▶ _DATA IN THIS EXERCISE_

---

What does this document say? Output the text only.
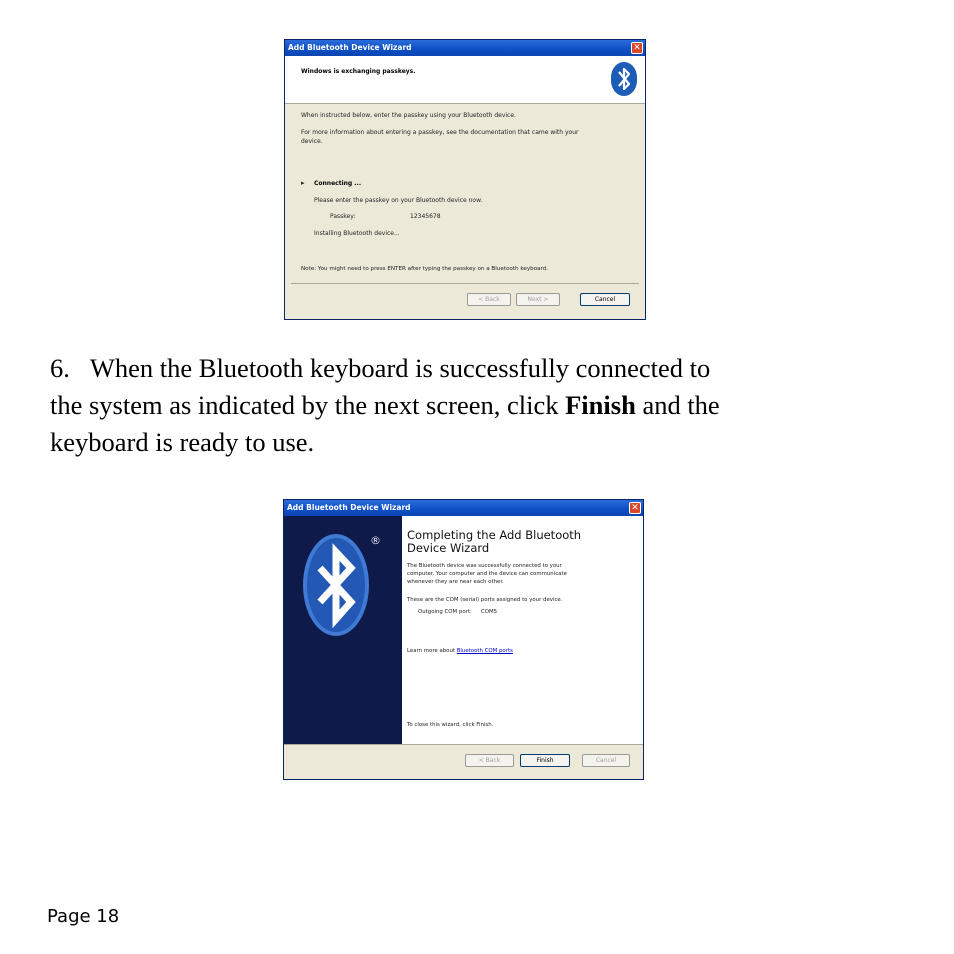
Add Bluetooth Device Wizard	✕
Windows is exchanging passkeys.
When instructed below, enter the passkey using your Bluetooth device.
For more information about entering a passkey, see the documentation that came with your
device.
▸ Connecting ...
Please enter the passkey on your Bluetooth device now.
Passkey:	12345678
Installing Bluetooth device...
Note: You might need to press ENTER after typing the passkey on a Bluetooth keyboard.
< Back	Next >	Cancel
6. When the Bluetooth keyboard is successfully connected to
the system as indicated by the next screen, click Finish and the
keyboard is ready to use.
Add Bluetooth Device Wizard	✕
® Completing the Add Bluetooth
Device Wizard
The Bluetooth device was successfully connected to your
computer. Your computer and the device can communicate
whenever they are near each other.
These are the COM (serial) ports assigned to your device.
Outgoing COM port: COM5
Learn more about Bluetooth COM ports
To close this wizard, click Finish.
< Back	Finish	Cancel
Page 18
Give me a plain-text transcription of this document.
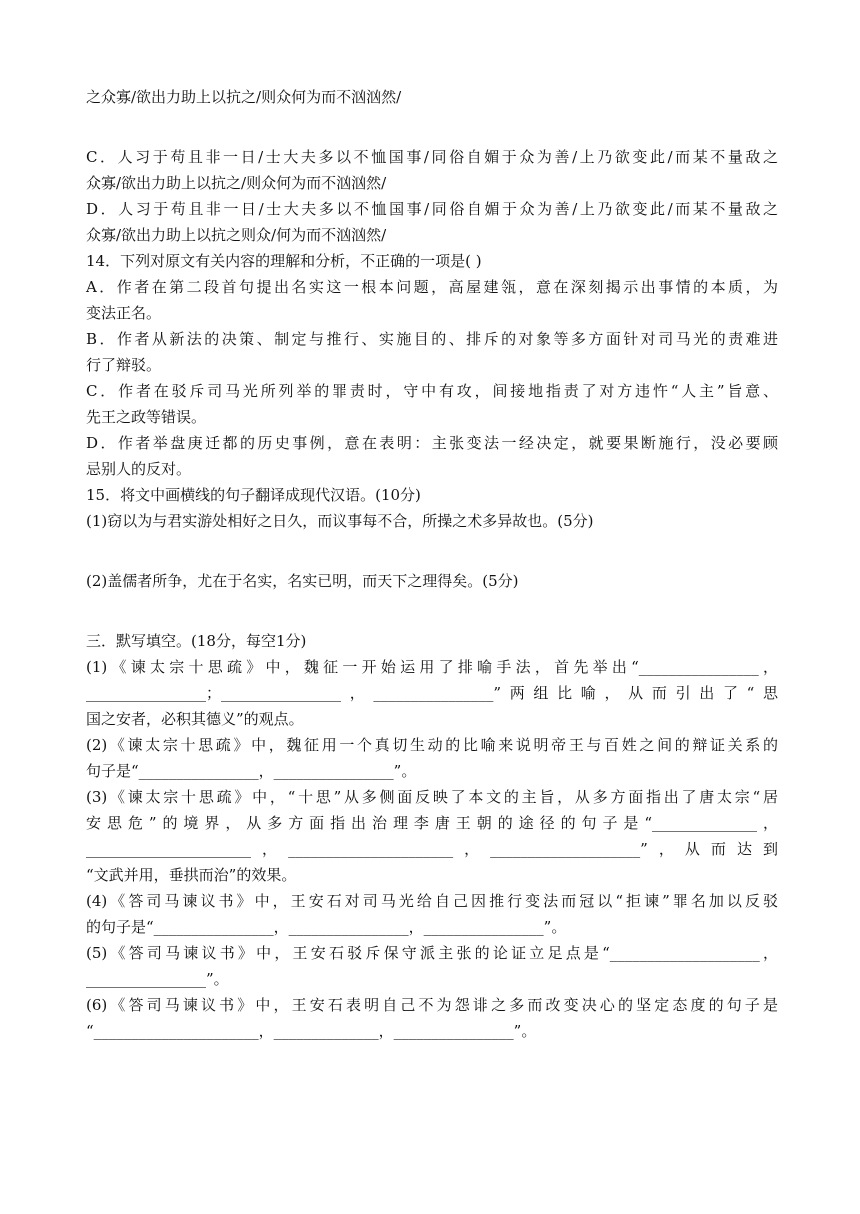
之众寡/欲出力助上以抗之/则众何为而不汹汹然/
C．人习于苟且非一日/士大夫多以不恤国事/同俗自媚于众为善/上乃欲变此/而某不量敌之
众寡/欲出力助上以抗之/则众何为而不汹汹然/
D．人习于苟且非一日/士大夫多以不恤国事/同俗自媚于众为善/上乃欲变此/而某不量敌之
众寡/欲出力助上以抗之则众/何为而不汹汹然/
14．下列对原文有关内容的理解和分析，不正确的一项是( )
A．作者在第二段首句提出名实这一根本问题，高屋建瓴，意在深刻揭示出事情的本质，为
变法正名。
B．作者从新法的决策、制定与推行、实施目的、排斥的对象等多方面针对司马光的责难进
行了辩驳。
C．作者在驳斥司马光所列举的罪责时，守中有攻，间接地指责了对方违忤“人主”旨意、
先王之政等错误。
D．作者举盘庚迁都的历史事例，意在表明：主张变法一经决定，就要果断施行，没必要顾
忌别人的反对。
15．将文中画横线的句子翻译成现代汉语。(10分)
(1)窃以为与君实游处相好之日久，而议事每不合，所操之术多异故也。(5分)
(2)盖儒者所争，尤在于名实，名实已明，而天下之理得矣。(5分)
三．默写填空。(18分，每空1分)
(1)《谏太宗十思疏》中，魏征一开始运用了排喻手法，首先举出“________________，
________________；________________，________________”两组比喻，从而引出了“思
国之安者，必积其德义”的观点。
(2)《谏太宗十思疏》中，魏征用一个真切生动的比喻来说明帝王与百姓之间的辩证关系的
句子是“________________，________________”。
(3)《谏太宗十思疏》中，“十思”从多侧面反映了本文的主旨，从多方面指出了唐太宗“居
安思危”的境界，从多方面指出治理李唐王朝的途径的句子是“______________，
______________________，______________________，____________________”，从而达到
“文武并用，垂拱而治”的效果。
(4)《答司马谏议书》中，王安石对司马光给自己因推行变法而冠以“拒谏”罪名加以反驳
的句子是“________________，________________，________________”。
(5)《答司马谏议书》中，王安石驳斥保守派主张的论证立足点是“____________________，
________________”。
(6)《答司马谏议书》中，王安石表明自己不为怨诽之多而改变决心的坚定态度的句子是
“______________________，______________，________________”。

---

▶ _WRITTEN INSTRUCTION_
Copy out all of the data word for word. Do not carry over any picture.

▶ _OUTPUT FOR THIS TASK_
What does this document say? Output the text only.
Add Bluetooth Device Wizard	✕
Windows is exchanging passkeys.
When instructed below, enter the passkey using your Bluetooth device.
For more information about entering a passkey, see the documentation that came with your
device.
▸ Connecting ...
Please enter the passkey on your Bluetooth device now.
Passkey:	12345678
Installing Bluetooth device...
Note: You might need to press ENTER after typing the passkey on a Bluetooth keyboard.
< Back	Next >	Cancel
6. When the Bluetooth keyboard is successfully connected to
the system as indicated by the next screen, click Finish and the
keyboard is ready to use.
Add Bluetooth Device Wizard	✕
® Completing the Add Bluetooth
Device Wizard
The Bluetooth device was successfully connected to your
computer. Your computer and the device can communicate
whenever they are near each other.
These are the COM (serial) ports assigned to your device.
Outgoing COM port: COM5
Learn more about Bluetooth COM ports
To close this wizard, click Finish.
< Back	Finish	Cancel
Page 18
Give me a plain-text transcription of this document.
之众寡/欲出力助上以抗之/则众何为而不汹汹然/
C．人习于苟且非一日/士大夫多以不恤国事/同俗自媚于众为善/上乃欲变此/而某不量敌之
众寡/欲出力助上以抗之/则众何为而不汹汹然/
D．人习于苟且非一日/士大夫多以不恤国事/同俗自媚于众为善/上乃欲变此/而某不量敌之
众寡/欲出力助上以抗之则众/何为而不汹汹然/
14．下列对原文有关内容的理解和分析，不正确的一项是( )
A．作者在第二段首句提出名实这一根本问题，高屋建瓴，意在深刻揭示出事情的本质，为
变法正名。
B．作者从新法的决策、制定与推行、实施目的、排斥的对象等多方面针对司马光的责难进
行了辩驳。
C．作者在驳斥司马光所列举的罪责时，守中有攻，间接地指责了对方违忤“人主”旨意、
先王之政等错误。
D．作者举盘庚迁都的历史事例，意在表明：主张变法一经决定，就要果断施行，没必要顾
忌别人的反对。
15．将文中画横线的句子翻译成现代汉语。(10分)
(1)窃以为与君实游处相好之日久，而议事每不合，所操之术多异故也。(5分)
(2)盖儒者所争，尤在于名实，名实已明，而天下之理得矣。(5分)
三．默写填空。(18分，每空1分)
(1)《谏太宗十思疏》中，魏征一开始运用了排喻手法，首先举出“________________，
________________；________________，________________”两组比喻，从而引出了“思
国之安者，必积其德义”的观点。
(2)《谏太宗十思疏》中，魏征用一个真切生动的比喻来说明帝王与百姓之间的辩证关系的
句子是“________________，________________”。
(3)《谏太宗十思疏》中，“十思”从多侧面反映了本文的主旨，从多方面指出了唐太宗“居
安思危”的境界，从多方面指出治理李唐王朝的途径的句子是“______________，
______________________，______________________，____________________”，从而达到
“文武并用，垂拱而治”的效果。
(4)《答司马谏议书》中，王安石对司马光给自己因推行变法而冠以“拒谏”罪名加以反驳
的句子是“________________，________________，________________”。
(5)《答司马谏议书》中，王安石驳斥保守派主张的论证立足点是“____________________，
________________”。
(6)《答司马谏议书》中，王安石表明自己不为怨诽之多而改变决心的坚定态度的句子是
“______________________，______________，________________”。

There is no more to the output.